> What you have to do:
Pull every line containing the word "description" from the records.
+++++
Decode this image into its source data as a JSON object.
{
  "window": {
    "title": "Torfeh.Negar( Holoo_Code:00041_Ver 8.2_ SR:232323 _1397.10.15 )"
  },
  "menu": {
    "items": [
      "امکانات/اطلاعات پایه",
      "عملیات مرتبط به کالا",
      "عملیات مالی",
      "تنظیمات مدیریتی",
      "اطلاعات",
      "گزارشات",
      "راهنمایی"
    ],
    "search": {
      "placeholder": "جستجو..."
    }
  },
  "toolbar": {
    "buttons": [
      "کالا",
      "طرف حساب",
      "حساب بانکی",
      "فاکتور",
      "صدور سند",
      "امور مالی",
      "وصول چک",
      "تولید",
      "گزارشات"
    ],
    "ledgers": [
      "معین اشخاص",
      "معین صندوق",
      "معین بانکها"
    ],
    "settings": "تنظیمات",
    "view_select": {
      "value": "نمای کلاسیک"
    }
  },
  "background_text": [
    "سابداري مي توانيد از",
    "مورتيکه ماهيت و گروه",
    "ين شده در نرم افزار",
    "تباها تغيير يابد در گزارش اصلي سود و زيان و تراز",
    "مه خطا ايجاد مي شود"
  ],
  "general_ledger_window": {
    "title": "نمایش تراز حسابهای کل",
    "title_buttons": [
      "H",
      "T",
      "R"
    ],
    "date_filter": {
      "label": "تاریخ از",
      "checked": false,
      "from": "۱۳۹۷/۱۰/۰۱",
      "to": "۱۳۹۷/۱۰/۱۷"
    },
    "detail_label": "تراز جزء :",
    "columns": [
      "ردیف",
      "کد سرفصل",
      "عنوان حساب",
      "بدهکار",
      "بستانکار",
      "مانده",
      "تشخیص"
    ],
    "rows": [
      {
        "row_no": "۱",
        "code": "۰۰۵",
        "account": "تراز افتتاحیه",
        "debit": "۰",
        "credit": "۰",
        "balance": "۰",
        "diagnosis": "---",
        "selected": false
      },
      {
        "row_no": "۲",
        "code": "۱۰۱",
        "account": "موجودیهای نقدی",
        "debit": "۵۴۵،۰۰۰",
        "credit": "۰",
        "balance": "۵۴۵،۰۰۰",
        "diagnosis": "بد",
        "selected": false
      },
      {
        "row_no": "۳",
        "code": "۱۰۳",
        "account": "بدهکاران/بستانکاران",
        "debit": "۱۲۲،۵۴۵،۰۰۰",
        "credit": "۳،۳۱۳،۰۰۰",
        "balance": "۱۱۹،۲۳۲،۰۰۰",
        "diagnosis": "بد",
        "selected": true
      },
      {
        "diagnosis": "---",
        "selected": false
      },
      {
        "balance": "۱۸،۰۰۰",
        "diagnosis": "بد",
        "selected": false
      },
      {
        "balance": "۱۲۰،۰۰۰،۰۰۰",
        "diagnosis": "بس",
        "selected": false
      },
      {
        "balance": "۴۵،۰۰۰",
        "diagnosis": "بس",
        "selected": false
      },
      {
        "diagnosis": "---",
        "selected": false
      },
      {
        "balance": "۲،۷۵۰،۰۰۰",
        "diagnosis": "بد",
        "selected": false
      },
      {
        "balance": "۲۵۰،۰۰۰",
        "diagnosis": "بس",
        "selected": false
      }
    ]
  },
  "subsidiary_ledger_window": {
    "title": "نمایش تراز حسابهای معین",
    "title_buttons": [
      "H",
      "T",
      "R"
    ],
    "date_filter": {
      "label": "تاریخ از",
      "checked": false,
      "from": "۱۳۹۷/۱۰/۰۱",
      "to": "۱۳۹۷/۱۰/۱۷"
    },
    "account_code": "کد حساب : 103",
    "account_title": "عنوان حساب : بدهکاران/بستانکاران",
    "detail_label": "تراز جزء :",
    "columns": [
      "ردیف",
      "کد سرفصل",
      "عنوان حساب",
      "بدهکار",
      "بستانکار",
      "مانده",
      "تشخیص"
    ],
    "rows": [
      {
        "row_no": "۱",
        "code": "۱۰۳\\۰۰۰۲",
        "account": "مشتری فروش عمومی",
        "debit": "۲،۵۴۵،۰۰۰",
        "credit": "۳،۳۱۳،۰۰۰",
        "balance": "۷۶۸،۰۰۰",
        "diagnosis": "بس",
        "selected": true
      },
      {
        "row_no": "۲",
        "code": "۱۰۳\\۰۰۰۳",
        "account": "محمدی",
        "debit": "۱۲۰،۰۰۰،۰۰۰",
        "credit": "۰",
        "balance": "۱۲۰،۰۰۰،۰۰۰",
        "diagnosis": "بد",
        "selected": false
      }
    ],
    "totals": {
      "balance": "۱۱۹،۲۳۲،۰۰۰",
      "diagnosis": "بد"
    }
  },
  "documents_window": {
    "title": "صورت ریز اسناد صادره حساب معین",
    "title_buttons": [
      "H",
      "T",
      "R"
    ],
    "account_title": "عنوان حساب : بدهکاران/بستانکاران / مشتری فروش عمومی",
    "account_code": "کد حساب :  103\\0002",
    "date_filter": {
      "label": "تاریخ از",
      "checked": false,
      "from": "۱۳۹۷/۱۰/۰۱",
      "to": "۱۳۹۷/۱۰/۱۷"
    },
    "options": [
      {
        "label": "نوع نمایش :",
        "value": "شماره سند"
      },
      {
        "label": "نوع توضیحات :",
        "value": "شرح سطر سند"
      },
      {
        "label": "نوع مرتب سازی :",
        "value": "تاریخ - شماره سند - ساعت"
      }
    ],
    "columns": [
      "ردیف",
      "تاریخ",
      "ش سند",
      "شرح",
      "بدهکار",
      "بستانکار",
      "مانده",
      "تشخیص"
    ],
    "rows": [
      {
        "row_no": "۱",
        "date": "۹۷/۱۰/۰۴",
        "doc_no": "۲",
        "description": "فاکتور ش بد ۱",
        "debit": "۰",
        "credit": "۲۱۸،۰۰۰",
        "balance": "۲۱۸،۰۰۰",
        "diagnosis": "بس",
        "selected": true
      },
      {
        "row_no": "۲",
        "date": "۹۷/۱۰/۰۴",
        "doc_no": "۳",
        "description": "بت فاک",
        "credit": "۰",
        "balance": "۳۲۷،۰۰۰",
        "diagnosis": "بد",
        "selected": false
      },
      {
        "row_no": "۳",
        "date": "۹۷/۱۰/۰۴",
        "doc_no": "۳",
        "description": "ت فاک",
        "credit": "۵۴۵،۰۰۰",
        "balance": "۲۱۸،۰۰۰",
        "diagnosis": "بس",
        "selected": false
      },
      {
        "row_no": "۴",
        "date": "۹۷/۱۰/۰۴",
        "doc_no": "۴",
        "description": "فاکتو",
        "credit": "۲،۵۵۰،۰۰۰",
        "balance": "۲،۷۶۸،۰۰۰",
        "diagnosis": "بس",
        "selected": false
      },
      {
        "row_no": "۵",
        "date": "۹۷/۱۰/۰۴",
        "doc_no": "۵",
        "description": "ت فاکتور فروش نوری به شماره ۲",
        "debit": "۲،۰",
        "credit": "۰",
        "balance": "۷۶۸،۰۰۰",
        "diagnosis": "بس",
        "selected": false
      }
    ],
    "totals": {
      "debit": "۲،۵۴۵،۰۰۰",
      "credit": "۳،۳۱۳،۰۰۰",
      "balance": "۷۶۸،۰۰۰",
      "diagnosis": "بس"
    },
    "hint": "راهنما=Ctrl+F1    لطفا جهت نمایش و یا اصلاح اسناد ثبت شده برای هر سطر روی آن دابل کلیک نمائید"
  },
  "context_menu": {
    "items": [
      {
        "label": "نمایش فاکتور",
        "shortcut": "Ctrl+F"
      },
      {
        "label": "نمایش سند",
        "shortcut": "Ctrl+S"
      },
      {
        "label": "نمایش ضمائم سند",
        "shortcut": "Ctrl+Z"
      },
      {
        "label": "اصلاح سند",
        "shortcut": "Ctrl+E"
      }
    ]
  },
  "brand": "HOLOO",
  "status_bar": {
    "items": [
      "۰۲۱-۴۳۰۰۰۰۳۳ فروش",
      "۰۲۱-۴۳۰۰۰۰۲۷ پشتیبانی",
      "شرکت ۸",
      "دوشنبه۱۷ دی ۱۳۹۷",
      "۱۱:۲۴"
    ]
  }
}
+++++
> Solution to this task:
        "description": "فاکتور ش بد ۱",
        "description": "بت فاک",
        "description": "ت فاک",
        "description": "فاکتو",
        "description": "ت فاکتور فروش نوری به شماره ۲",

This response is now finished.